**INSTRUCTIONS FOR THE TASK:**
Go through the material and copy each line in which the word "patients" shows up.

┌────────

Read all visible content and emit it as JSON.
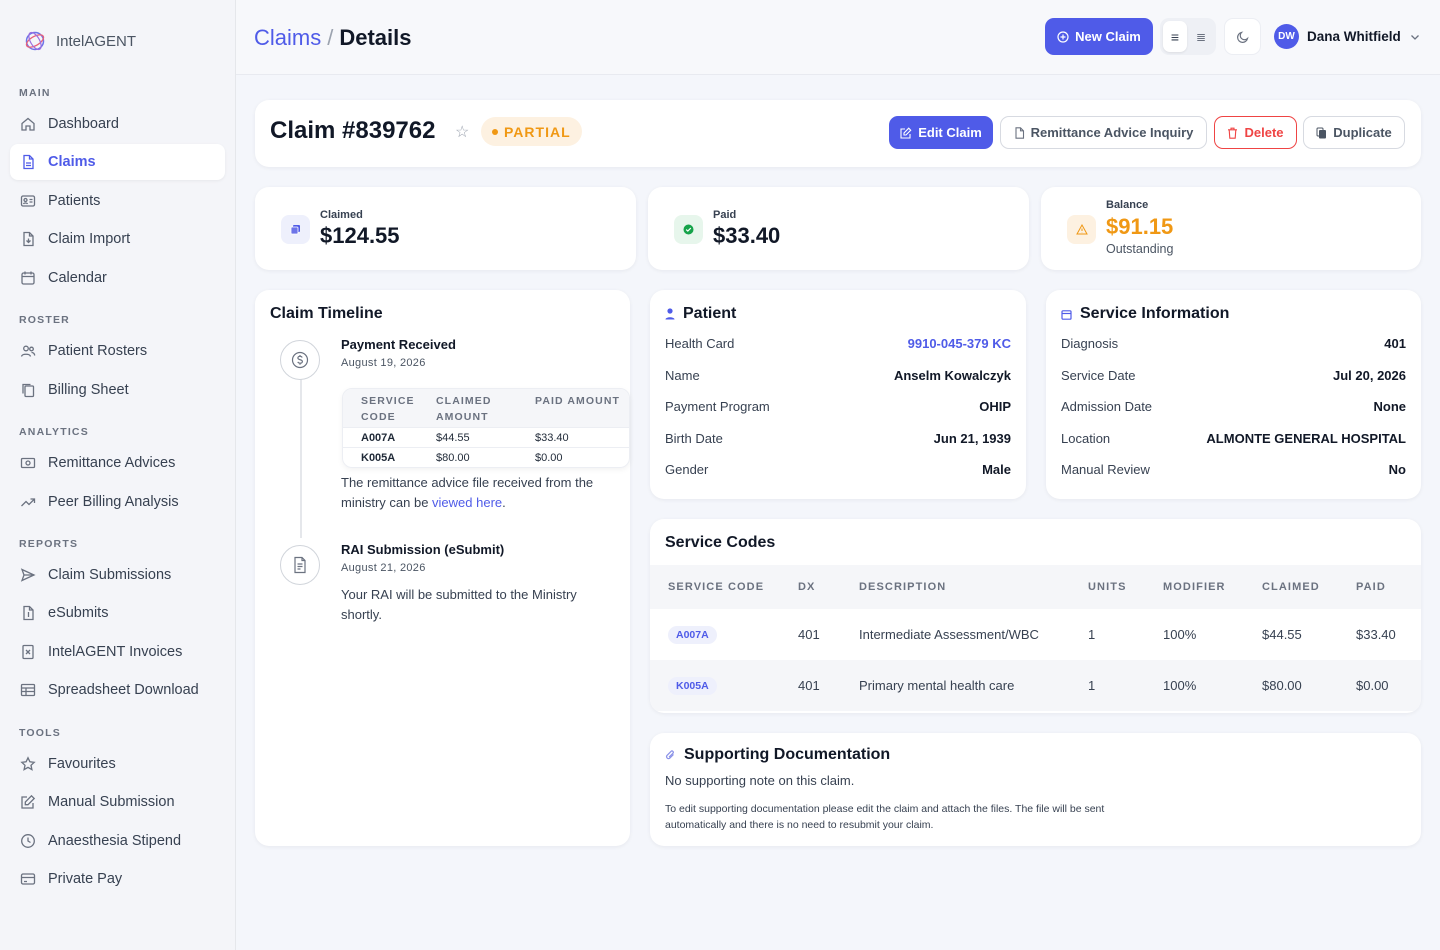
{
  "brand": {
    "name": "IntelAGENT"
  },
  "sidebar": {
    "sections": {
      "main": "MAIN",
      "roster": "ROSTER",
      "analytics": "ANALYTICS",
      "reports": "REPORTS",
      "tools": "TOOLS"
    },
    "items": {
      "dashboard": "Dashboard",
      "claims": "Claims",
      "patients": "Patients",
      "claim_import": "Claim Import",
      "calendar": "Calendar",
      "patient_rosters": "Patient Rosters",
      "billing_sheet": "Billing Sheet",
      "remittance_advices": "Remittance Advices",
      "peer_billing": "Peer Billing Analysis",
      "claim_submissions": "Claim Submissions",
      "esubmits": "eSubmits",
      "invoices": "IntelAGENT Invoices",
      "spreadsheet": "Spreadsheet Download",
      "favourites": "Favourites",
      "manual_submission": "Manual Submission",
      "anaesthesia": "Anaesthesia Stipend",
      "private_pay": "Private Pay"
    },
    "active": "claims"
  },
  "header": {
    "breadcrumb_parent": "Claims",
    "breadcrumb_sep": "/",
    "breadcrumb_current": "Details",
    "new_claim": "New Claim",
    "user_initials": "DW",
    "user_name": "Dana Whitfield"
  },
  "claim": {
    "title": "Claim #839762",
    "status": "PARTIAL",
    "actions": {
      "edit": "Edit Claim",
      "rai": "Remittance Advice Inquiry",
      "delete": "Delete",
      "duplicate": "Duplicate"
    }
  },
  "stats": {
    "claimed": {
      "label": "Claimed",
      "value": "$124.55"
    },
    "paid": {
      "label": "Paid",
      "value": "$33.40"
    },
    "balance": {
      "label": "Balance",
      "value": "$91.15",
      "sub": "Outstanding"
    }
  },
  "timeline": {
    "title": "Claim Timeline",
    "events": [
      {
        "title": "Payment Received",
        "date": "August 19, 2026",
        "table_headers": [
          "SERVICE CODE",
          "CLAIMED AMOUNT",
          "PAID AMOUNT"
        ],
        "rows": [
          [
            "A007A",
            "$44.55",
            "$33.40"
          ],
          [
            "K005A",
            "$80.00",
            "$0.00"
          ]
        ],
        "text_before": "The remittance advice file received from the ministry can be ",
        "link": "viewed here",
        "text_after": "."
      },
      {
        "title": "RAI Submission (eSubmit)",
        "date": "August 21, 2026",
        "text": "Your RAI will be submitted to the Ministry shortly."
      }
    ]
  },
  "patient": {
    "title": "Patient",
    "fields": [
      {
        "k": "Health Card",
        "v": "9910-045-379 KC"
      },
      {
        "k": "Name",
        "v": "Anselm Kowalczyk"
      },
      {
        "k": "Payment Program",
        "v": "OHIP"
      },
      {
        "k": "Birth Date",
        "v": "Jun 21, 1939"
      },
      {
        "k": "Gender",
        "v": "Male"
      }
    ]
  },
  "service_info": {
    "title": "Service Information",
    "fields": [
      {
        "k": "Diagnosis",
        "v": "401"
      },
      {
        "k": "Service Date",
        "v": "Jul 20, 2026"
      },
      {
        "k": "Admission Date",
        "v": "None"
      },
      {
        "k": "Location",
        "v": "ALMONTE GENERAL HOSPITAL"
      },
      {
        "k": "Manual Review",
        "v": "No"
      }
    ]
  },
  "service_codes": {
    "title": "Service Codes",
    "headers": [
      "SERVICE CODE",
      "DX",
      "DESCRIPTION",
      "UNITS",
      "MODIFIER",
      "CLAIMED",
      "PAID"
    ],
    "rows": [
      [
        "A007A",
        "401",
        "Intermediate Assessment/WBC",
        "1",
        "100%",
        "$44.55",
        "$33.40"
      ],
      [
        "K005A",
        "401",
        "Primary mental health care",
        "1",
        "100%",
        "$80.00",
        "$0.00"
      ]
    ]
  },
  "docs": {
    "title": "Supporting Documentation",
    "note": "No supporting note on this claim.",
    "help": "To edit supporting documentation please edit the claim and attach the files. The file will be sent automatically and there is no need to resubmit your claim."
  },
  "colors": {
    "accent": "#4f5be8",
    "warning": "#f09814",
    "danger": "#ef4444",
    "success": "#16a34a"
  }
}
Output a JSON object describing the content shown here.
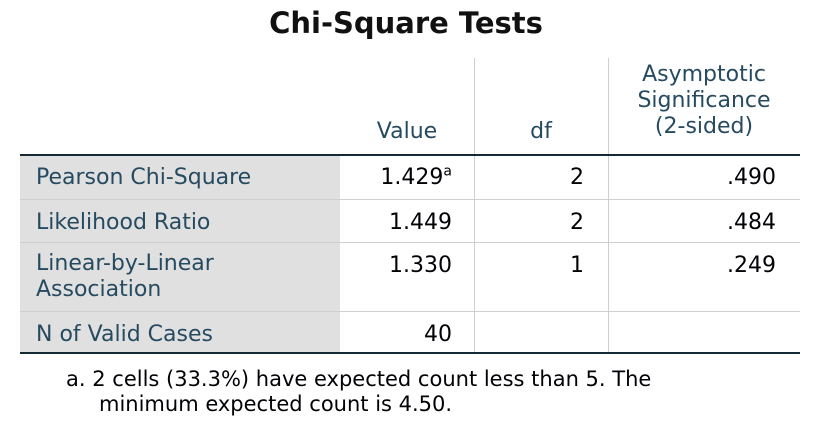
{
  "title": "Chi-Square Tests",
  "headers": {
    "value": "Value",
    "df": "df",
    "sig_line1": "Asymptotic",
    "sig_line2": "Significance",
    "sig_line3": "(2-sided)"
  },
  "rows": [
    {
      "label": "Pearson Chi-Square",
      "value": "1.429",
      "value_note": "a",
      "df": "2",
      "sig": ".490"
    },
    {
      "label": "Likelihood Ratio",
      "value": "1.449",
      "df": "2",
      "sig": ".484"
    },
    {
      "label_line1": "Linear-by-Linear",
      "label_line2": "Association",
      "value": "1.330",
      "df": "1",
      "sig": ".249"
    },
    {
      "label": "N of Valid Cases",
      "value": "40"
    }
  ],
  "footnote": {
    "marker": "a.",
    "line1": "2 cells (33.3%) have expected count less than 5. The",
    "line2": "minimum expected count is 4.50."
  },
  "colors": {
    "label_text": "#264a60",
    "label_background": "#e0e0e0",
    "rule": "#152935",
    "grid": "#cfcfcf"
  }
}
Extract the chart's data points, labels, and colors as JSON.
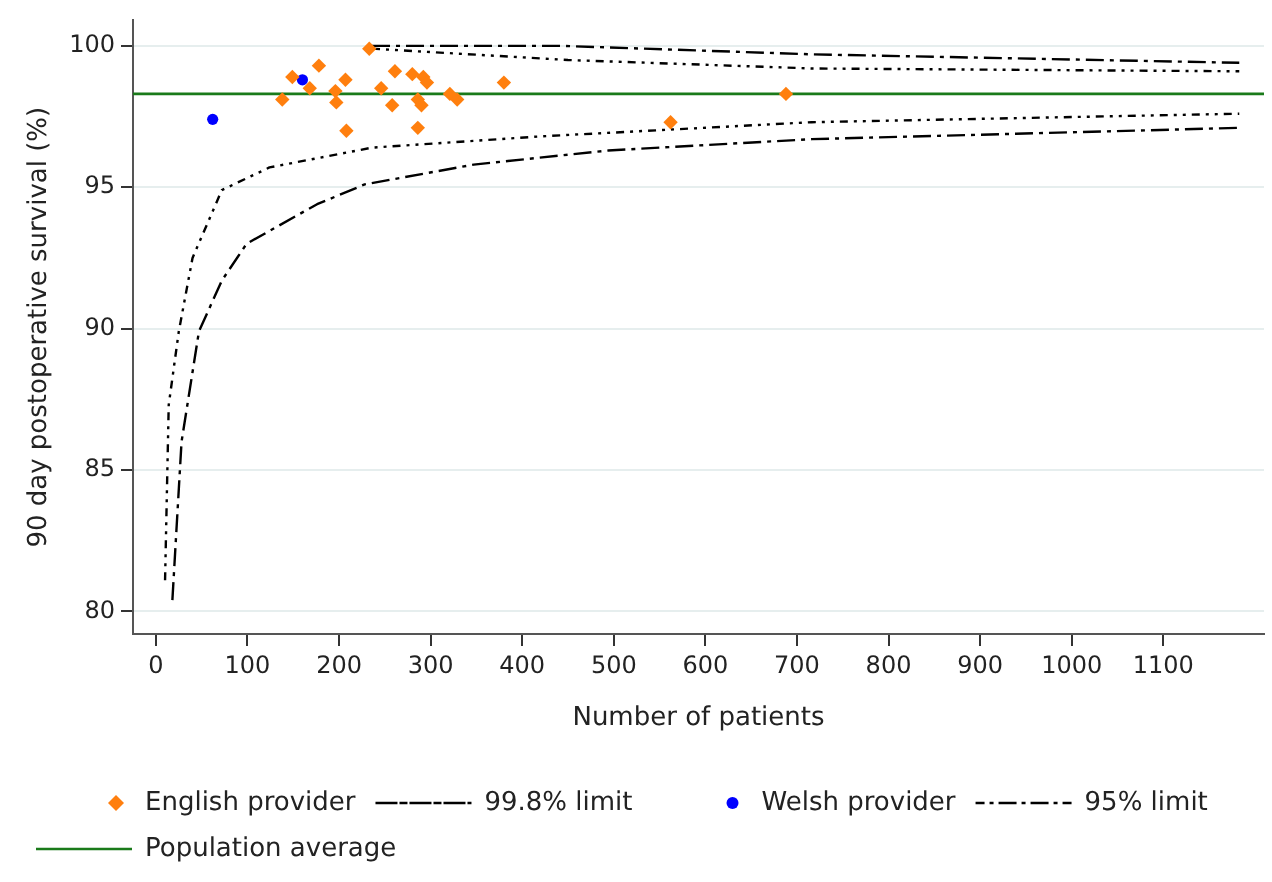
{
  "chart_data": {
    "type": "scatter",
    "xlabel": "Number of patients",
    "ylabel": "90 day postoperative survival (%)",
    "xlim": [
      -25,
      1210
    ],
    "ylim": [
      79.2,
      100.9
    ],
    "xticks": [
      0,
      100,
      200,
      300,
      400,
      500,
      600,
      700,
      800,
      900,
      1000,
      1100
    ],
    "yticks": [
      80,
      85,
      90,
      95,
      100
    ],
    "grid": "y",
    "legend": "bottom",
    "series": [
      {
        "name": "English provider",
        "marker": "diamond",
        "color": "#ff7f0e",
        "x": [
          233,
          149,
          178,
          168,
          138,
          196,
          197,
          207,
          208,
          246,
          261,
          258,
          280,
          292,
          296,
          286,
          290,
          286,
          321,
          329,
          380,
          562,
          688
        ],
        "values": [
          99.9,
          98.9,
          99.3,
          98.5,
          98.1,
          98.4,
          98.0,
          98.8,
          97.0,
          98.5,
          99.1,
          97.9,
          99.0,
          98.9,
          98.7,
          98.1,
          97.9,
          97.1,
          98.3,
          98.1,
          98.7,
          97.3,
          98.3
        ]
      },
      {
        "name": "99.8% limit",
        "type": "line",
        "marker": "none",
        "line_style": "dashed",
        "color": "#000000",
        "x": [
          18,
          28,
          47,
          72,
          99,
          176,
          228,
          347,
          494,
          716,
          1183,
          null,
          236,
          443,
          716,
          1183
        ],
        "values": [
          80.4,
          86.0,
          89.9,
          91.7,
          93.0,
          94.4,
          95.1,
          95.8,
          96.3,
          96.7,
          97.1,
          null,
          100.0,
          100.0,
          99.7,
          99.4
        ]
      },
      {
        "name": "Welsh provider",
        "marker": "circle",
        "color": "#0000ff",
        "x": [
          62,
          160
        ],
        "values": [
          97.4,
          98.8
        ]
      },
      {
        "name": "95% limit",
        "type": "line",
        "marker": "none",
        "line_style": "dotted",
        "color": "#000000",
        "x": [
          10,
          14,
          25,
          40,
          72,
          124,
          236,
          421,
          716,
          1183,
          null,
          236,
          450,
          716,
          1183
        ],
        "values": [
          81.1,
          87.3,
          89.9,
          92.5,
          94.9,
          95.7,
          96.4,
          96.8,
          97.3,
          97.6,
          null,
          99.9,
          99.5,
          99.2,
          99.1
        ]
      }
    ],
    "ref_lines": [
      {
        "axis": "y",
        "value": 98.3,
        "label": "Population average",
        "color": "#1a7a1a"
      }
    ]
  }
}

└────────

**EXERCISE ANSWER:**
      "patients": "Patients",
    "xlabel": "Number of patients",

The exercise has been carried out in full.